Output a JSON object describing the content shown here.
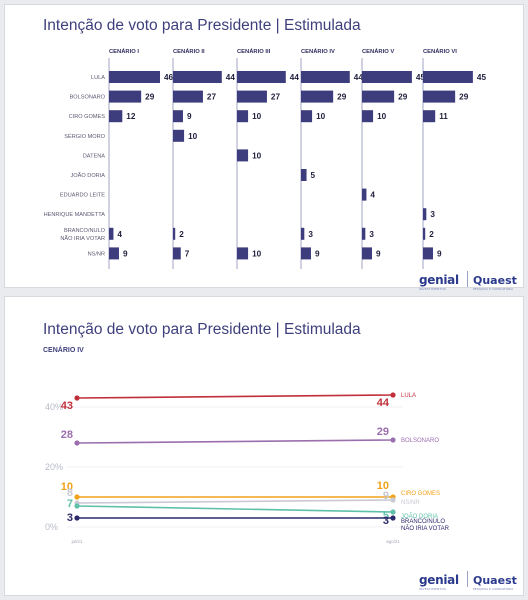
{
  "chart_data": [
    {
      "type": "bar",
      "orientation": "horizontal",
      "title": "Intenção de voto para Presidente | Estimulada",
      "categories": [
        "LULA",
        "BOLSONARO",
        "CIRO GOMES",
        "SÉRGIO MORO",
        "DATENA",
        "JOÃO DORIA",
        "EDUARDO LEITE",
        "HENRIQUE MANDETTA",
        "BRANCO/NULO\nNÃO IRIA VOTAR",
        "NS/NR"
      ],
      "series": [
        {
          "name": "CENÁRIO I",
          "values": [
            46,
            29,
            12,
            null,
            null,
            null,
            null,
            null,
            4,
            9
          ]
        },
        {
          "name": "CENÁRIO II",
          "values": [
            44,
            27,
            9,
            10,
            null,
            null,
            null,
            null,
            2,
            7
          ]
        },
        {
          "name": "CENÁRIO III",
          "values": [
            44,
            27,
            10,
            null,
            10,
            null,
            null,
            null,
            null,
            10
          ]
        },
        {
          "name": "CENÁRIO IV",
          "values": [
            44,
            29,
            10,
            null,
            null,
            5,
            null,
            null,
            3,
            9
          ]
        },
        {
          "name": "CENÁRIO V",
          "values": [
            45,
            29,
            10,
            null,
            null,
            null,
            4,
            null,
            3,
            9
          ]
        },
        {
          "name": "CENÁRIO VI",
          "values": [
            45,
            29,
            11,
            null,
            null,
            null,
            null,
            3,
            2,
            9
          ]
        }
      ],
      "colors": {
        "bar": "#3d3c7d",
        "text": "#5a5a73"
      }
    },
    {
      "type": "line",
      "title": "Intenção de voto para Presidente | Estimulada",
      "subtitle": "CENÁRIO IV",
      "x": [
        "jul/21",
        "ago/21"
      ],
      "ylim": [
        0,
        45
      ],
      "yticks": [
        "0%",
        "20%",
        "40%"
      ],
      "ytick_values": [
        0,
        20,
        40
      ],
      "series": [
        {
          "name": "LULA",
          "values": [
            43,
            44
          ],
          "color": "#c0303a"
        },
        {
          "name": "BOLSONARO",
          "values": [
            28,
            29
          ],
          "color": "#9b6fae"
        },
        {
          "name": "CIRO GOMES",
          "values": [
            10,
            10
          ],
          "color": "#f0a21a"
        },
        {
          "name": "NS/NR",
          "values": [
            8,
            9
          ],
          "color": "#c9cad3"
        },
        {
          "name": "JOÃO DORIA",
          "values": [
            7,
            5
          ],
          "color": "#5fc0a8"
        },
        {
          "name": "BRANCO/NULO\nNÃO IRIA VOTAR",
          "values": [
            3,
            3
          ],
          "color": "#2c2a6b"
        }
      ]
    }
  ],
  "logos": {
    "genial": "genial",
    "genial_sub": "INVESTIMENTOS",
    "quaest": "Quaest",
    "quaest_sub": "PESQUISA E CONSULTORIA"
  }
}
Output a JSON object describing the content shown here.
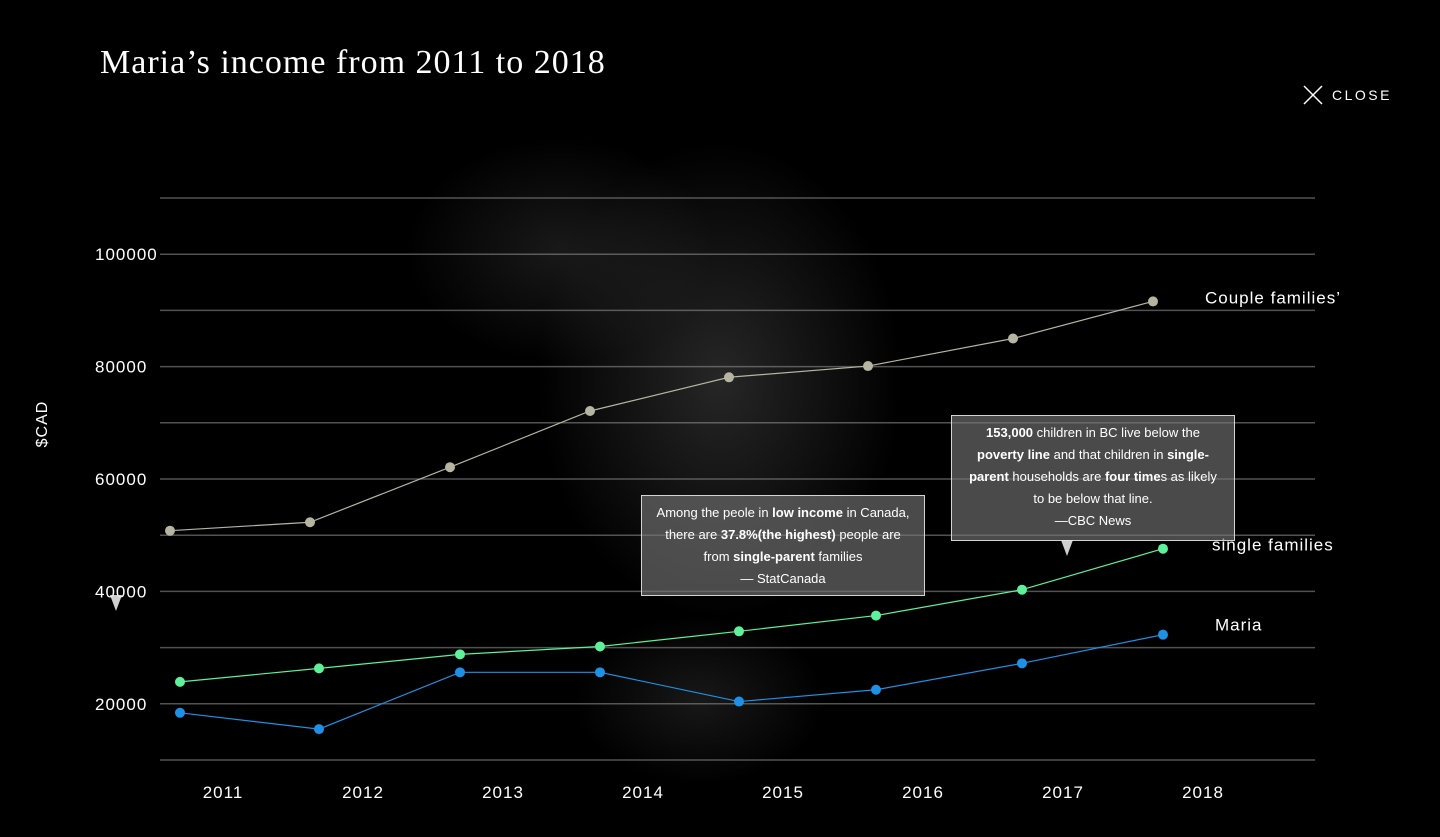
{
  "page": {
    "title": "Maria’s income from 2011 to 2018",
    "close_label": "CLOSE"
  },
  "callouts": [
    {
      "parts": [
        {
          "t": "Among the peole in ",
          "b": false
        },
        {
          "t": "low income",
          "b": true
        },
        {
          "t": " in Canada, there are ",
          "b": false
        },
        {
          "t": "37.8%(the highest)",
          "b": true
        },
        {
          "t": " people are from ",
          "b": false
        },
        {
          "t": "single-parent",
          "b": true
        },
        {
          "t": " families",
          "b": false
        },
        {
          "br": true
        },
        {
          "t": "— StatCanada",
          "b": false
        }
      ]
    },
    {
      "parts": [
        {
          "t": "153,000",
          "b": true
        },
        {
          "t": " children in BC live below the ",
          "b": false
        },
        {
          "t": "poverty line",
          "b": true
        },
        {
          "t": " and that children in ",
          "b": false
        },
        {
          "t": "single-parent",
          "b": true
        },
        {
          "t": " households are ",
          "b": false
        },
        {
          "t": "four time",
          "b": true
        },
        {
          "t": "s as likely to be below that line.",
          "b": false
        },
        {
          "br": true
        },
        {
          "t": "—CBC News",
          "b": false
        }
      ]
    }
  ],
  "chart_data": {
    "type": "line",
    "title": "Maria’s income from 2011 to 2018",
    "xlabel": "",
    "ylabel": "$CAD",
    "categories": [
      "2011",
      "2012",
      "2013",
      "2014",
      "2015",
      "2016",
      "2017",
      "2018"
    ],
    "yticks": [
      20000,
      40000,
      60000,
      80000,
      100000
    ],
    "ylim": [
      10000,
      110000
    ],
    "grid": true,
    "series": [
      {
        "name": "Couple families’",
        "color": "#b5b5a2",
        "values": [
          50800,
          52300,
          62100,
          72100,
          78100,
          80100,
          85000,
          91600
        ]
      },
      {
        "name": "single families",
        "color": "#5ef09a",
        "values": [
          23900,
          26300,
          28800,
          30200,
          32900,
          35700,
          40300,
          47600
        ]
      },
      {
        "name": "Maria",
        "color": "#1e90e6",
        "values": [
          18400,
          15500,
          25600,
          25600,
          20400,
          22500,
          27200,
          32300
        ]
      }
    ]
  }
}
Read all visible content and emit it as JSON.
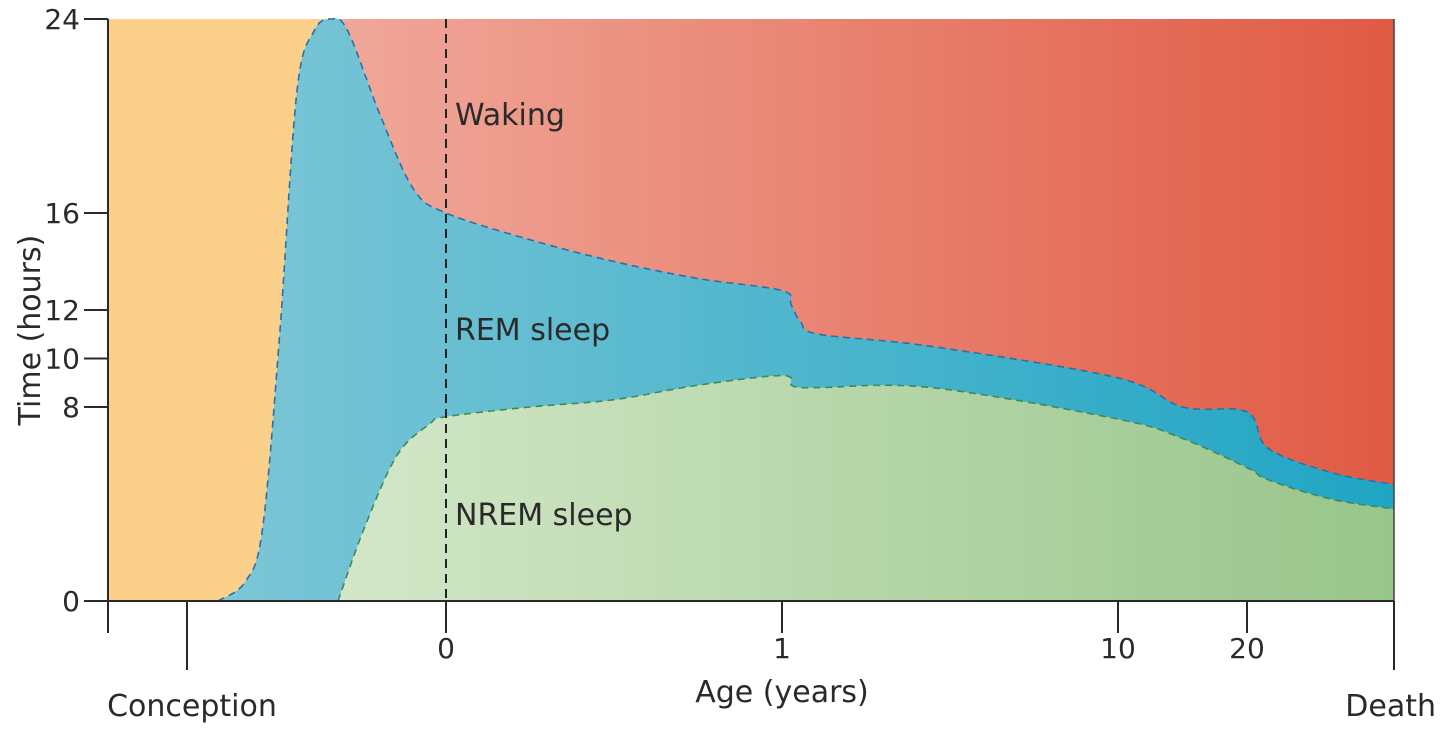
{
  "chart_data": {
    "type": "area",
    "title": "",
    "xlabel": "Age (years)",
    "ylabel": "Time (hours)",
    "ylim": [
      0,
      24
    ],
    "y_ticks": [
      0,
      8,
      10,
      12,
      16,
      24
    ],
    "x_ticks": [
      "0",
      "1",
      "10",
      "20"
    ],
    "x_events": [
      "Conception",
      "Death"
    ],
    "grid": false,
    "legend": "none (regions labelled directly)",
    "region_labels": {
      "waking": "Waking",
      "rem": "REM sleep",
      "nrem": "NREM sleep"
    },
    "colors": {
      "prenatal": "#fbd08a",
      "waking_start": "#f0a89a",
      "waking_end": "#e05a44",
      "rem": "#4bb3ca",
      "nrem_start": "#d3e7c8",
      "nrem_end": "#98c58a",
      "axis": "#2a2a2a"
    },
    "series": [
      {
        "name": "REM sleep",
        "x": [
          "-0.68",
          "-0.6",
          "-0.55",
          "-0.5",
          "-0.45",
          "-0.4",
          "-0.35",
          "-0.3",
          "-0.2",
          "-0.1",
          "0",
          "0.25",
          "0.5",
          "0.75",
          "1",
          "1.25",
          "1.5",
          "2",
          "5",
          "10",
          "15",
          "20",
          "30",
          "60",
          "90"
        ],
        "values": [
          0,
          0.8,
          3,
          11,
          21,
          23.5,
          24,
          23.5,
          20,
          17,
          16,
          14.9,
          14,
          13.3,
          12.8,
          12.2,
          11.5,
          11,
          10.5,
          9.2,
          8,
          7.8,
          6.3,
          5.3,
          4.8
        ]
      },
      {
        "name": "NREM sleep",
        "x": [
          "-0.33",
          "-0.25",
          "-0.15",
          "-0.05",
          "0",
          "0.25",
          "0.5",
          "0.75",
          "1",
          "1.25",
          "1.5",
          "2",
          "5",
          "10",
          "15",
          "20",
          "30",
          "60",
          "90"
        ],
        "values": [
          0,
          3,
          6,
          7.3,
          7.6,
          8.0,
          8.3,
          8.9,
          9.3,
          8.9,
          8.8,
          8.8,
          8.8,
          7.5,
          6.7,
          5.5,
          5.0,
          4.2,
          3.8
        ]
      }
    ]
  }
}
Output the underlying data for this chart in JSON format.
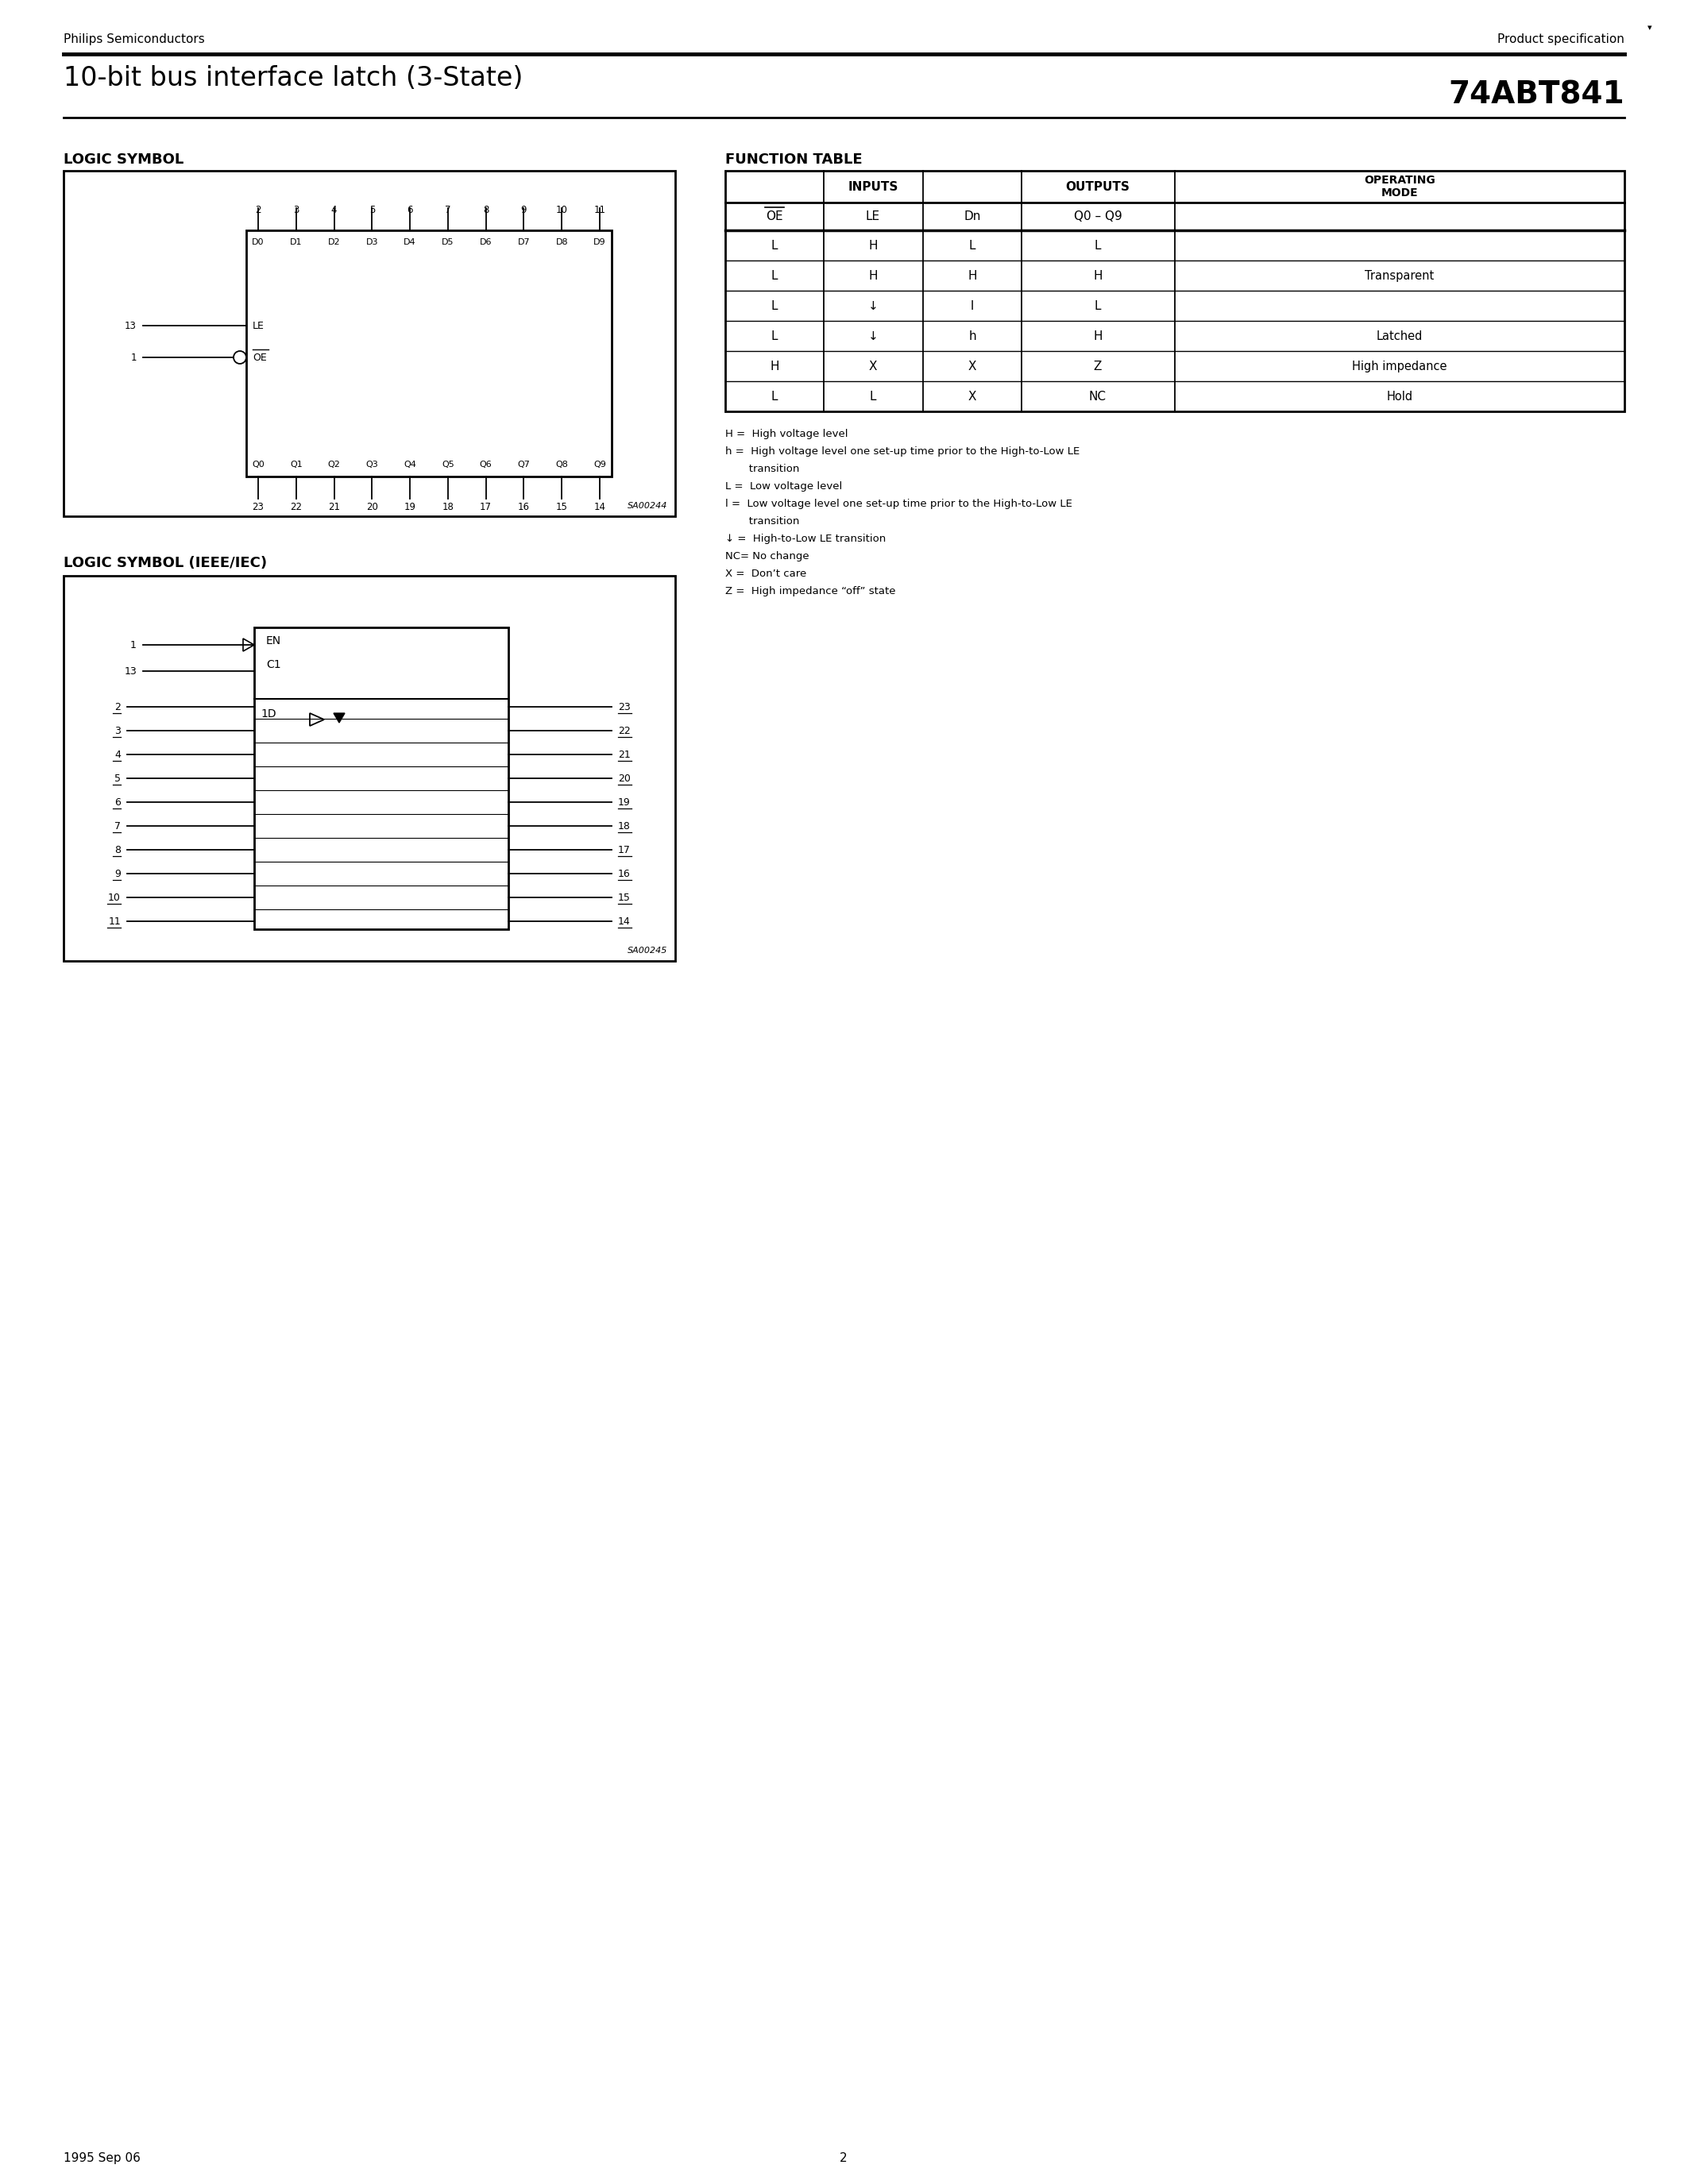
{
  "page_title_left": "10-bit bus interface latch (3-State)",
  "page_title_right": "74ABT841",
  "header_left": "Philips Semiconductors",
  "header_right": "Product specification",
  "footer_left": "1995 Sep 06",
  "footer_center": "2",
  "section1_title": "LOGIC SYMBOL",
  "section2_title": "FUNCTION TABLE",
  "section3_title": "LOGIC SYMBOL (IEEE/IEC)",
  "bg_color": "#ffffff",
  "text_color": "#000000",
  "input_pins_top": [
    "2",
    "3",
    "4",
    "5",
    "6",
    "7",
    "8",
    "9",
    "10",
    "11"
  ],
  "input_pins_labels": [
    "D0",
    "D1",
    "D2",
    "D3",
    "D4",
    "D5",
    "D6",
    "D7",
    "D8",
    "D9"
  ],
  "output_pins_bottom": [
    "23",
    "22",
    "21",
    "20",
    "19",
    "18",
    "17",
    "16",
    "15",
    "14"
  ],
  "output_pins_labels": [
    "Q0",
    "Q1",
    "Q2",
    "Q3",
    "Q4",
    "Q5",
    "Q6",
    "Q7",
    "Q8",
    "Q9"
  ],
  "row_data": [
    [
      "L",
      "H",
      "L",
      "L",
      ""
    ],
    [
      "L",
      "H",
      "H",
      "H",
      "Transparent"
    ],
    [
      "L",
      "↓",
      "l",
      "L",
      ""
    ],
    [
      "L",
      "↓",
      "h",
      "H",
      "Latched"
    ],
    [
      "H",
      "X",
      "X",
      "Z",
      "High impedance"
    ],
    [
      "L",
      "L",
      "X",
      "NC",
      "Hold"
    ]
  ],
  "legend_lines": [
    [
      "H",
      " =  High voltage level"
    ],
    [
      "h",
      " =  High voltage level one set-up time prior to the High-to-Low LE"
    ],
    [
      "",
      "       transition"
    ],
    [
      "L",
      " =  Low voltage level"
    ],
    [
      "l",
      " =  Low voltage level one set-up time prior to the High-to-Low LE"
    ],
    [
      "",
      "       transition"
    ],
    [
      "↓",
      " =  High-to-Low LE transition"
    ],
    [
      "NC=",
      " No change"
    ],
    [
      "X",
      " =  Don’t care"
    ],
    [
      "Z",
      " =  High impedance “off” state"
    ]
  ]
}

GIVEN PROBLEM. Sift through the entries and copy every line with "children".

FINISHED ANSWER.
          "t": " children in BC live below the ",
          "t": " and that children in ",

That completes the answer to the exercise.